| Your objective |
Repeat the records exactly. Every line must match.

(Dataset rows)
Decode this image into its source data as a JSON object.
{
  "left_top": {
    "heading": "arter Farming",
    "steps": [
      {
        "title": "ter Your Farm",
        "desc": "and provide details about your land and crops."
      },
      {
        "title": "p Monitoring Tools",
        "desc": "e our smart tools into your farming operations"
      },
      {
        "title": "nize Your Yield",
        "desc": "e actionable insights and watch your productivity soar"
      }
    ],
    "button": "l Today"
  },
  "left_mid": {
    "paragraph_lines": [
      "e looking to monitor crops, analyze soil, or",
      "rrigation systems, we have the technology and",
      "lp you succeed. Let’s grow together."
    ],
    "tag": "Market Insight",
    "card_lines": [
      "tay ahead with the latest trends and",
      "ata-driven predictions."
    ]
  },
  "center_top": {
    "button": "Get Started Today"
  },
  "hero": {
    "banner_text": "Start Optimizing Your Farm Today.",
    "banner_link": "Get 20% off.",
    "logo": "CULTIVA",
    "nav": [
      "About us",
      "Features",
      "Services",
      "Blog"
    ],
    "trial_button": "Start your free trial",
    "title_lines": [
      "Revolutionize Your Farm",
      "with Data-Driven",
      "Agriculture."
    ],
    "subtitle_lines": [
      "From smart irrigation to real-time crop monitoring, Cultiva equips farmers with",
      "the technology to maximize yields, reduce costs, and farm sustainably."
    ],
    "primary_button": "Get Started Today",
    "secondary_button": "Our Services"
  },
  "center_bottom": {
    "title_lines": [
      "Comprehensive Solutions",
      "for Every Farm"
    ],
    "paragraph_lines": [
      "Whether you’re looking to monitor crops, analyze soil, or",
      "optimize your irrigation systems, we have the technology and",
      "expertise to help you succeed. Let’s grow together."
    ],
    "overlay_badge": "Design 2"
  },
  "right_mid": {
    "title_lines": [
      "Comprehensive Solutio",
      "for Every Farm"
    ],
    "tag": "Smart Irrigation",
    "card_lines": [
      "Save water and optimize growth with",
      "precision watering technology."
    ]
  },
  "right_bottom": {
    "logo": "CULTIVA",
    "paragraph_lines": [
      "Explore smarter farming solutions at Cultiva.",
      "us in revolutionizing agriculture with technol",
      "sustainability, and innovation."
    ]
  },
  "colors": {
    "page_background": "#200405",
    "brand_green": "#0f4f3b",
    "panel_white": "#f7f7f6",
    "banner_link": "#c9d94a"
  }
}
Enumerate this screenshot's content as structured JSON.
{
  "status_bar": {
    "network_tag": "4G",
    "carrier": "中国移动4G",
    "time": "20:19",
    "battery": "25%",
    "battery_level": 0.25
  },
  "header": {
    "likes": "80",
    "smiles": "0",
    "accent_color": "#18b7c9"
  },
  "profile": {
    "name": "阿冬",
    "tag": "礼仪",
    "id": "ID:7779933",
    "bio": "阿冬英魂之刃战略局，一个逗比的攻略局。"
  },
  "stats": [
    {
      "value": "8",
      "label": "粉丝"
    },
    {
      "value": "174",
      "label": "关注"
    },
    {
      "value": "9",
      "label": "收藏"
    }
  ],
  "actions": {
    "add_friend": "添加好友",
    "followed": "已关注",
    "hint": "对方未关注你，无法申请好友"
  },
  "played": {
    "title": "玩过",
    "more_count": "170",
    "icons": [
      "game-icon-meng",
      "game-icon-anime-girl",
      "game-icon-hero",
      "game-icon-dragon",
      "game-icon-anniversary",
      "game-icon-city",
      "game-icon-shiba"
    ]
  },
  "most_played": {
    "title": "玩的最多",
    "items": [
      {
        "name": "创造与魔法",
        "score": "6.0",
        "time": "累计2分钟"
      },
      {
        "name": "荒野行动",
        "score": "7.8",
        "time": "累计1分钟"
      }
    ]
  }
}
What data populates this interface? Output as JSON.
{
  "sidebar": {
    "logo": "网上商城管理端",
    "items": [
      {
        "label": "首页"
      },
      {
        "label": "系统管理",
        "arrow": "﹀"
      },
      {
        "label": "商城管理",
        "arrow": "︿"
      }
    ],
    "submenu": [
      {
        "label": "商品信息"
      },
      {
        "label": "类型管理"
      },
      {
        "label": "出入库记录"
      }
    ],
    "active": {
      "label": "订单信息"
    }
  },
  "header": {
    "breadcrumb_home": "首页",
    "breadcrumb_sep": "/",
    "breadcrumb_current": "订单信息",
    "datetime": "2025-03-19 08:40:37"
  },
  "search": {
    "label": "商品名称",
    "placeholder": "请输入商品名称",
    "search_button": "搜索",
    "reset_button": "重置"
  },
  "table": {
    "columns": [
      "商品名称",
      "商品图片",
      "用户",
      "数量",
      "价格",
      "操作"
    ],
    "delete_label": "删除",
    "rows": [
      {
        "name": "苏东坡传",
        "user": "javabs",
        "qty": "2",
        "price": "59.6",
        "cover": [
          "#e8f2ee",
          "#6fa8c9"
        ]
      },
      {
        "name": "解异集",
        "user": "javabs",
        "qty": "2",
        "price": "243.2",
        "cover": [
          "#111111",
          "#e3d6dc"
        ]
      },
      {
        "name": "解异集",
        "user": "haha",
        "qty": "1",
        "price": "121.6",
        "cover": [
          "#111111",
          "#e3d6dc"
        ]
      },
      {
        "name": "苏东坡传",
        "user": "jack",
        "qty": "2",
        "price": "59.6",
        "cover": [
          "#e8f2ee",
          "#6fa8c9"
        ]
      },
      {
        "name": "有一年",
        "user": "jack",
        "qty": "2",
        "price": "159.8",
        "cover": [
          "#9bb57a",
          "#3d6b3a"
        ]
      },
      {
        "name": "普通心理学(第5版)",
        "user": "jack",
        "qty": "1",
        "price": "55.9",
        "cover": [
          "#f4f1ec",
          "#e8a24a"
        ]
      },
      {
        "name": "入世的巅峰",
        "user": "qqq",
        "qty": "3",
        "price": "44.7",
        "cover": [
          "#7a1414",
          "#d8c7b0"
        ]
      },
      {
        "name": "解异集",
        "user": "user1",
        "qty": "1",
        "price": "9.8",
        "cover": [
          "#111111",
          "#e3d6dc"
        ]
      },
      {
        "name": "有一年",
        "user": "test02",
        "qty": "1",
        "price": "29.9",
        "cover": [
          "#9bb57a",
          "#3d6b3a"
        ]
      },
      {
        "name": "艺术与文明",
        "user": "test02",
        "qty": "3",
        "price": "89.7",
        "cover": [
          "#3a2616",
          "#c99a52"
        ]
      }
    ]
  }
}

| Worked answer |
Decode this image into its source data as a JSON object.
{
  "left_top": {
    "heading": "arter Farming",
    "steps": [
      {
        "title": "ter Your Farm",
        "desc": "and provide details about your land and crops."
      },
      {
        "title": "p Monitoring Tools",
        "desc": "e our smart tools into your farming operations"
      },
      {
        "title": "nize Your Yield",
        "desc": "e actionable insights and watch your productivity soar"
      }
    ],
    "button": "l Today"
  },
  "left_mid": {
    "paragraph_lines": [
      "e looking to monitor crops, analyze soil, or",
      "rrigation systems, we have the technology and",
      "lp you succeed. Let’s grow together."
    ],
    "tag": "Market Insight",
    "card_lines": [
      "tay ahead with the latest trends and",
      "ata-driven predictions."
    ]
  },
  "center_top": {
    "button": "Get Started Today"
  },
  "hero": {
    "banner_text": "Start Optimizing Your Farm Today.",
    "banner_link": "Get 20% off.",
    "logo": "CULTIVA",
    "nav": [
      "About us",
      "Features",
      "Services",
      "Blog"
    ],
    "trial_button": "Start your free trial",
    "title_lines": [
      "Revolutionize Your Farm",
      "with Data-Driven",
      "Agriculture."
    ],
    "subtitle_lines": [
      "From smart irrigation to real-time crop monitoring, Cultiva equips farmers with",
      "the technology to maximize yields, reduce costs, and farm sustainably."
    ],
    "primary_button": "Get Started Today",
    "secondary_button": "Our Services"
  },
  "center_bottom": {
    "title_lines": [
      "Comprehensive Solutions",
      "for Every Farm"
    ],
    "paragraph_lines": [
      "Whether you’re looking to monitor crops, analyze soil, or",
      "optimize your irrigation systems, we have the technology and",
      "expertise to help you succeed. Let’s grow together."
    ],
    "overlay_badge": "Design 2"
  },
  "right_mid": {
    "title_lines": [
      "Comprehensive Solutio",
      "for Every Farm"
    ],
    "tag": "Smart Irrigation",
    "card_lines": [
      "Save water and optimize growth with",
      "precision watering technology."
    ]
  },
  "right_bottom": {
    "logo": "CULTIVA",
    "paragraph_lines": [
      "Explore smarter farming solutions at Cultiva.",
      "us in revolutionizing agriculture with technol",
      "sustainability, and innovation."
    ]
  },
  "colors": {
    "page_background": "#200405",
    "brand_green": "#0f4f3b",
    "panel_white": "#f7f7f6",
    "banner_link": "#c9d94a"
  }
}
Enumerate this screenshot's content as structured JSON.
{
  "status_bar": {
    "network_tag": "4G",
    "carrier": "中国移动4G",
    "time": "20:19",
    "battery": "25%",
    "battery_level": 0.25
  },
  "header": {
    "likes": "80",
    "smiles": "0",
    "accent_color": "#18b7c9"
  },
  "profile": {
    "name": "阿冬",
    "tag": "礼仪",
    "id": "ID:7779933",
    "bio": "阿冬英魂之刃战略局，一个逗比的攻略局。"
  },
  "stats": [
    {
      "value": "8",
      "label": "粉丝"
    },
    {
      "value": "174",
      "label": "关注"
    },
    {
      "value": "9",
      "label": "收藏"
    }
  ],
  "actions": {
    "add_friend": "添加好友",
    "followed": "已关注",
    "hint": "对方未关注你，无法申请好友"
  },
  "played": {
    "title": "玩过",
    "more_count": "170",
    "icons": [
      "game-icon-meng",
      "game-icon-anime-girl",
      "game-icon-hero",
      "game-icon-dragon",
      "game-icon-anniversary",
      "game-icon-city",
      "game-icon-shiba"
    ]
  },
  "most_played": {
    "title": "玩的最多",
    "items": [
      {
        "name": "创造与魔法",
        "score": "6.0",
        "time": "累计2分钟"
      },
      {
        "name": "荒野行动",
        "score": "7.8",
        "time": "累计1分钟"
      }
    ]
  }
}
What data populates this interface? Output as JSON.
{
  "sidebar": {
    "logo": "网上商城管理端",
    "items": [
      {
        "label": "首页"
      },
      {
        "label": "系统管理",
        "arrow": "﹀"
      },
      {
        "label": "商城管理",
        "arrow": "︿"
      }
    ],
    "submenu": [
      {
        "label": "商品信息"
      },
      {
        "label": "类型管理"
      },
      {
        "label": "出入库记录"
      }
    ],
    "active": {
      "label": "订单信息"
    }
  },
  "header": {
    "breadcrumb_home": "首页",
    "breadcrumb_sep": "/",
    "breadcrumb_current": "订单信息",
    "datetime": "2025-03-19 08:40:37"
  },
  "search": {
    "label": "商品名称",
    "placeholder": "请输入商品名称",
    "search_button": "搜索",
    "reset_button": "重置"
  },
  "table": {
    "columns": [
      "商品名称",
      "商品图片",
      "用户",
      "数量",
      "价格",
      "操作"
    ],
    "delete_label": "删除",
    "rows": [
      {
        "name": "苏东坡传",
        "user": "javabs",
        "qty": "2",
        "price": "59.6",
        "cover": [
          "#e8f2ee",
          "#6fa8c9"
        ]
      },
      {
        "name": "解异集",
        "user": "javabs",
        "qty": "2",
        "price": "243.2",
        "cover": [
          "#111111",
          "#e3d6dc"
        ]
      },
      {
        "name": "解异集",
        "user": "haha",
        "qty": "1",
        "price": "121.6",
        "cover": [
          "#111111",
          "#e3d6dc"
        ]
      },
      {
        "name": "苏东坡传",
        "user": "jack",
        "qty": "2",
        "price": "59.6",
        "cover": [
          "#e8f2ee",
          "#6fa8c9"
        ]
      },
      {
        "name": "有一年",
        "user": "jack",
        "qty": "2",
        "price": "159.8",
        "cover": [
          "#9bb57a",
          "#3d6b3a"
        ]
      },
      {
        "name": "普通心理学(第5版)",
        "user": "jack",
        "qty": "1",
        "price": "55.9",
        "cover": [
          "#f4f1ec",
          "#e8a24a"
        ]
      },
      {
        "name": "入世的巅峰",
        "user": "qqq",
        "qty": "3",
        "price": "44.7",
        "cover": [
          "#7a1414",
          "#d8c7b0"
        ]
      },
      {
        "name": "解异集",
        "user": "user1",
        "qty": "1",
        "price": "9.8",
        "cover": [
          "#111111",
          "#e3d6dc"
        ]
      },
      {
        "name": "有一年",
        "user": "test02",
        "qty": "1",
        "price": "29.9",
        "cover": [
          "#9bb57a",
          "#3d6b3a"
        ]
      },
      {
        "name": "艺术与文明",
        "user": "test02",
        "qty": "3",
        "price": "89.7",
        "cover": [
          "#3a2616",
          "#c99a52"
        ]
      }
    ]
  }
}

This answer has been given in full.